**REQUIREMENTS:** Read the listing and extract each line that includes the word "информации".

***** MATERIAL PROVIDED *****

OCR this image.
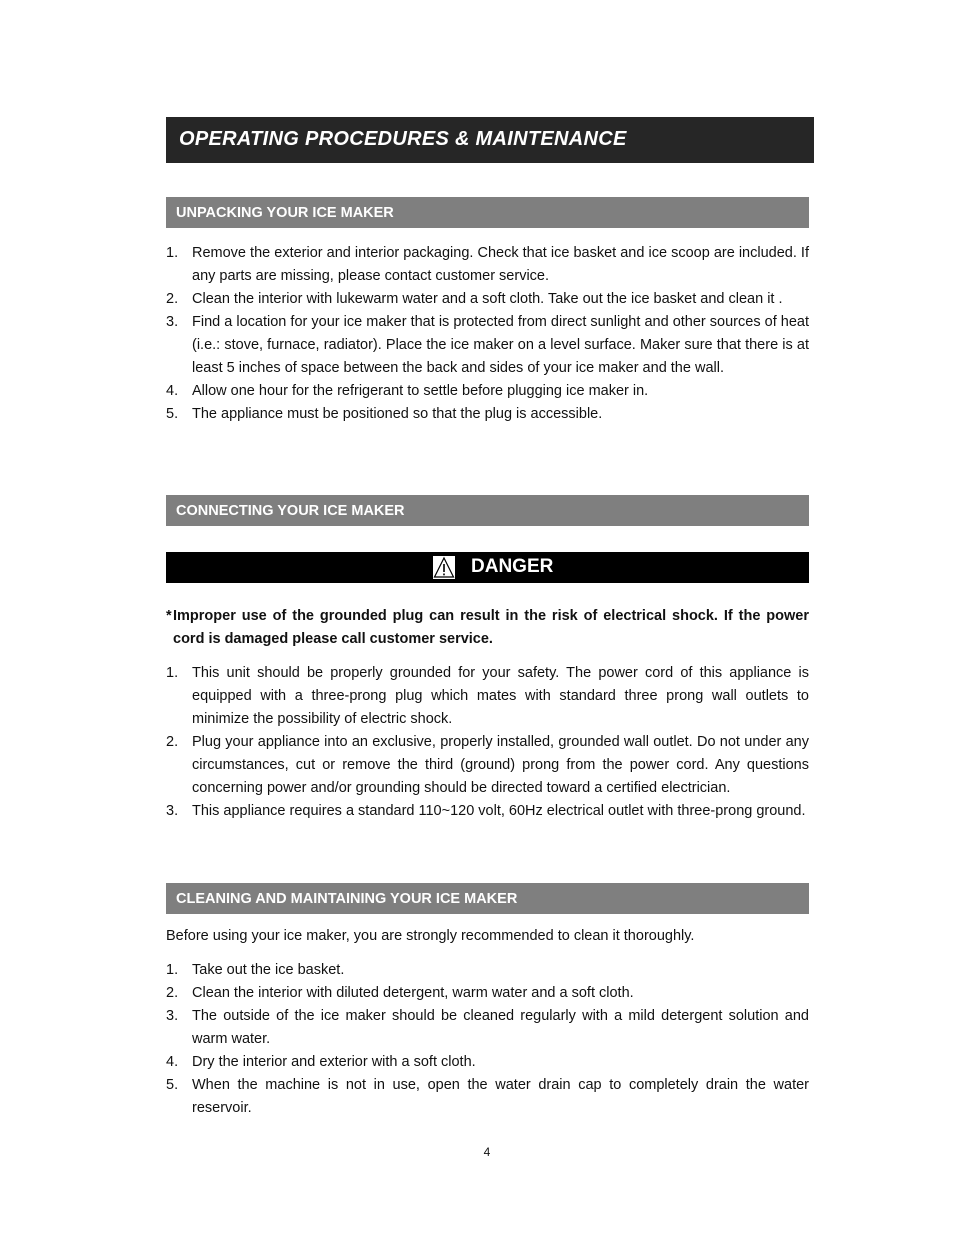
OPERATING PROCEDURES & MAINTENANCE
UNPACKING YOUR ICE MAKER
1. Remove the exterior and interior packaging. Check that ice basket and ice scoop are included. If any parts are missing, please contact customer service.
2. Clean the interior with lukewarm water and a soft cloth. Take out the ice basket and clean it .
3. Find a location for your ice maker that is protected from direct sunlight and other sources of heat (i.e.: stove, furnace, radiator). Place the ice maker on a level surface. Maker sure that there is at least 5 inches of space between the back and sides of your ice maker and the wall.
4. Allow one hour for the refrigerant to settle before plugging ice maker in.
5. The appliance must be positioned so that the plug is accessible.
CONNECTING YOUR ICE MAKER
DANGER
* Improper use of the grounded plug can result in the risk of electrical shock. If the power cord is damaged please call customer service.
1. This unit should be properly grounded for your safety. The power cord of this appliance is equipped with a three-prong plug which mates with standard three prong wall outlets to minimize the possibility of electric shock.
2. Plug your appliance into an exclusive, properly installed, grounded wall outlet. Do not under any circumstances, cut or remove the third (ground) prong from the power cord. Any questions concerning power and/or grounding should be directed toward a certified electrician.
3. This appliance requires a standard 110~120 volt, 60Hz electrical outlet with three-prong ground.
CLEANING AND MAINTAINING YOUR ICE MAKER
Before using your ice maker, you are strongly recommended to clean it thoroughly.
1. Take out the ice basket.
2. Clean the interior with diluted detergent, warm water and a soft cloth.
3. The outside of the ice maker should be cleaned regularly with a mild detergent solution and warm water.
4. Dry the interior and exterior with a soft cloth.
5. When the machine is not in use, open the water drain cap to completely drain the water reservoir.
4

*****
***** MATERIAL PROVIDED *****

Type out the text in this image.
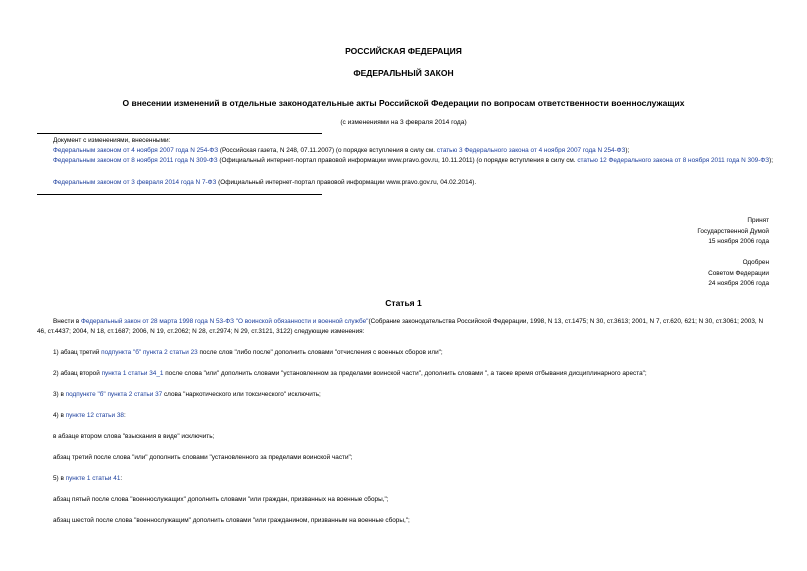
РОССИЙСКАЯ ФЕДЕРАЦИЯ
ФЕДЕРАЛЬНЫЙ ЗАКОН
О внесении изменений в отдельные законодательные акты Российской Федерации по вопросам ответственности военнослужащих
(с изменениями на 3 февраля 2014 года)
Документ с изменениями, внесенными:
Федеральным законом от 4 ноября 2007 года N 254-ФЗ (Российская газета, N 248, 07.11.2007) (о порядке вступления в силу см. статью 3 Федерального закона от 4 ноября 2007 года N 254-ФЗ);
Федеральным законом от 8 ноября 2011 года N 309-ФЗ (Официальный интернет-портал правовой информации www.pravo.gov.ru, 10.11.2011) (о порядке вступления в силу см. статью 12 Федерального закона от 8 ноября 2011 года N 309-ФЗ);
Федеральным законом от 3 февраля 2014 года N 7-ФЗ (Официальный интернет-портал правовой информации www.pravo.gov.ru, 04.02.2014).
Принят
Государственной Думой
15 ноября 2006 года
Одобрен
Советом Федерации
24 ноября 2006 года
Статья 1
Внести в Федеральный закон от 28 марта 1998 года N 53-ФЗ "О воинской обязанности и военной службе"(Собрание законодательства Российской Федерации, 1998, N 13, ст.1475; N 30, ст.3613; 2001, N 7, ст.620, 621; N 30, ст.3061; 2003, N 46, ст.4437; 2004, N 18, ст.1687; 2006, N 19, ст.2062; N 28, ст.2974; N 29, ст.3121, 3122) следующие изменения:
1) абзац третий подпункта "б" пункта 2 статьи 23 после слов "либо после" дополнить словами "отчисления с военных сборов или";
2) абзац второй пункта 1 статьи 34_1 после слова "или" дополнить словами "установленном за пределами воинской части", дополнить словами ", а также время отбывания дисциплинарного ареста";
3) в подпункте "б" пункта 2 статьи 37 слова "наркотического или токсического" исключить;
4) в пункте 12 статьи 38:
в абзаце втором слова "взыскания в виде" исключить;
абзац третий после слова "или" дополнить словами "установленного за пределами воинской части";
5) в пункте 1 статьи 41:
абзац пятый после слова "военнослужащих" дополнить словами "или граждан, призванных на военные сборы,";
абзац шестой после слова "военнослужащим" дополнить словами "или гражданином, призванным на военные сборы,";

*****

**COMPLETE OUTPUT:**
Федеральным законом от 8 ноября 2011 года N 309-ФЗ (Официальный интернет-портал правовой информации www.pravo.gov.ru, 10.11.2011) (о порядке вступления в силу см. статью 12 Федерального закона от 8 ноября 2011 года N 309-ФЗ);
Федеральным законом от 3 февраля 2014 года N 7-ФЗ (Официальный интернет-портал правовой информации www.pravo.gov.ru, 04.02.2014).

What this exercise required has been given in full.